## begin

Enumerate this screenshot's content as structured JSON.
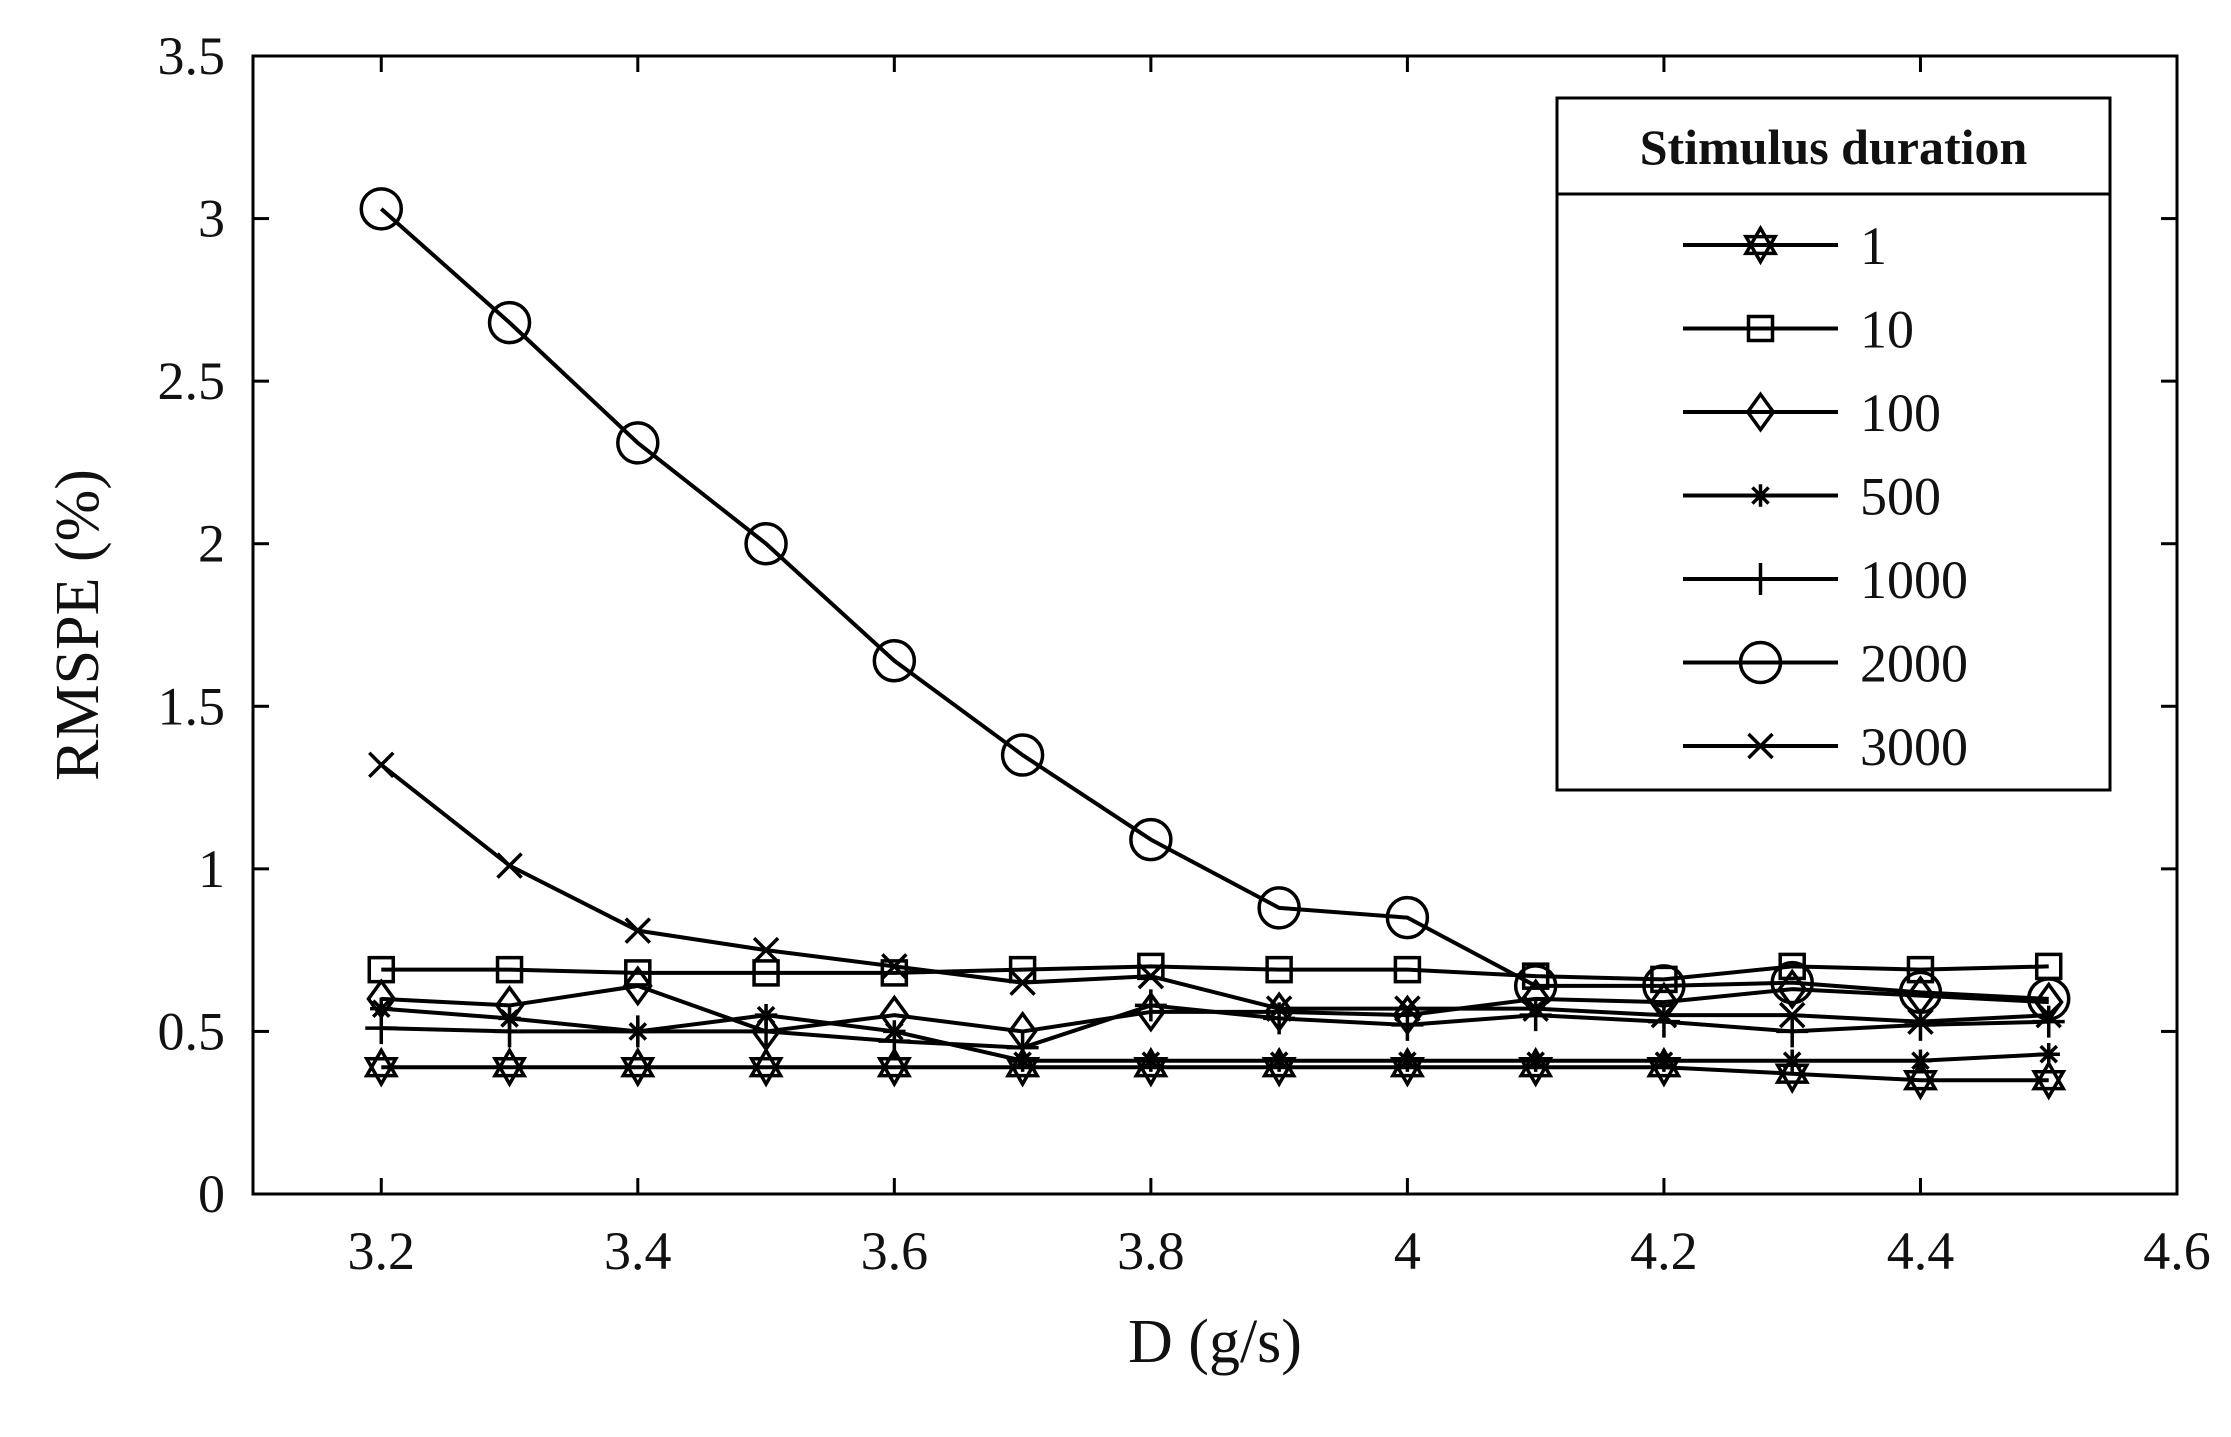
{
  "chart_data": {
    "type": "line",
    "title": "",
    "xlabel": "D (g/s)",
    "ylabel": "RMSPE (%)",
    "xlim": [
      3.1,
      4.6
    ],
    "ylim": [
      0,
      3.5
    ],
    "xticks": [
      3.2,
      3.4,
      3.6,
      3.8,
      4.0,
      4.2,
      4.4,
      4.6
    ],
    "xtick_labels": [
      "3.2",
      "3.4",
      "3.6",
      "3.8",
      "4",
      "4.2",
      "4.4",
      "4.6"
    ],
    "yticks": [
      0,
      0.5,
      1,
      1.5,
      2,
      2.5,
      3,
      3.5
    ],
    "ytick_labels": [
      "0",
      "0.5",
      "1",
      "1.5",
      "2",
      "2.5",
      "3",
      "3.5"
    ],
    "grid": false,
    "legend_title": "Stimulus duration",
    "legend_position": "top-right",
    "x": [
      3.2,
      3.3,
      3.4,
      3.5,
      3.6,
      3.7,
      3.8,
      3.9,
      4.0,
      4.1,
      4.2,
      4.3,
      4.4,
      4.5
    ],
    "series": [
      {
        "name": "1",
        "marker": "hexagram",
        "values": [
          0.39,
          0.39,
          0.39,
          0.39,
          0.39,
          0.39,
          0.39,
          0.39,
          0.39,
          0.39,
          0.39,
          0.37,
          0.35,
          0.35
        ]
      },
      {
        "name": "10",
        "marker": "square",
        "values": [
          0.69,
          0.69,
          0.68,
          0.68,
          0.68,
          0.69,
          0.7,
          0.69,
          0.69,
          0.67,
          0.66,
          0.7,
          0.69,
          0.7
        ]
      },
      {
        "name": "100",
        "marker": "diamond",
        "values": [
          0.6,
          0.58,
          0.64,
          0.5,
          0.55,
          0.5,
          0.56,
          0.56,
          0.55,
          0.6,
          0.59,
          0.63,
          0.61,
          0.59
        ]
      },
      {
        "name": "500",
        "marker": "asterisk",
        "values": [
          0.57,
          0.54,
          0.5,
          0.55,
          0.5,
          0.41,
          0.41,
          0.41,
          0.41,
          0.41,
          0.41,
          0.41,
          0.41,
          0.43
        ]
      },
      {
        "name": "1000",
        "marker": "plus",
        "values": [
          0.51,
          0.5,
          0.5,
          0.5,
          0.47,
          0.45,
          0.58,
          0.54,
          0.52,
          0.55,
          0.53,
          0.5,
          0.52,
          0.53
        ]
      },
      {
        "name": "2000",
        "marker": "circle",
        "values": [
          3.03,
          2.68,
          2.31,
          2.0,
          1.64,
          1.35,
          1.09,
          0.88,
          0.85,
          0.64,
          0.64,
          0.65,
          0.62,
          0.6
        ]
      },
      {
        "name": "3000",
        "marker": "x",
        "values": [
          1.32,
          1.01,
          0.81,
          0.75,
          0.7,
          0.65,
          0.67,
          0.57,
          0.57,
          0.57,
          0.55,
          0.55,
          0.53,
          0.55
        ]
      }
    ]
  }
}
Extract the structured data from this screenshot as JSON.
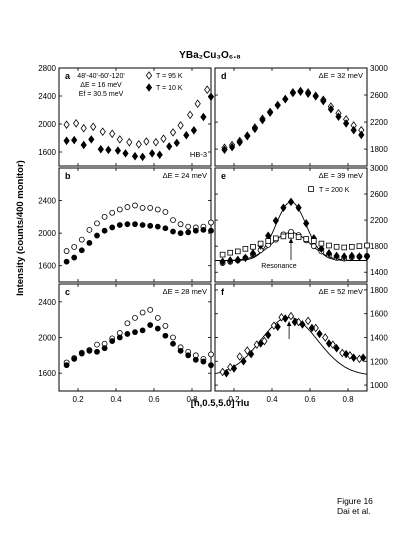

## end

WRITTEN INSTRUCTION
Where a line in the entries holds the word "this", copy that line.

REPLY TO THE EXERCISE
Enumerate this screenshot's content as structured JSON.
Extract the structured data from this screenshot as JSON.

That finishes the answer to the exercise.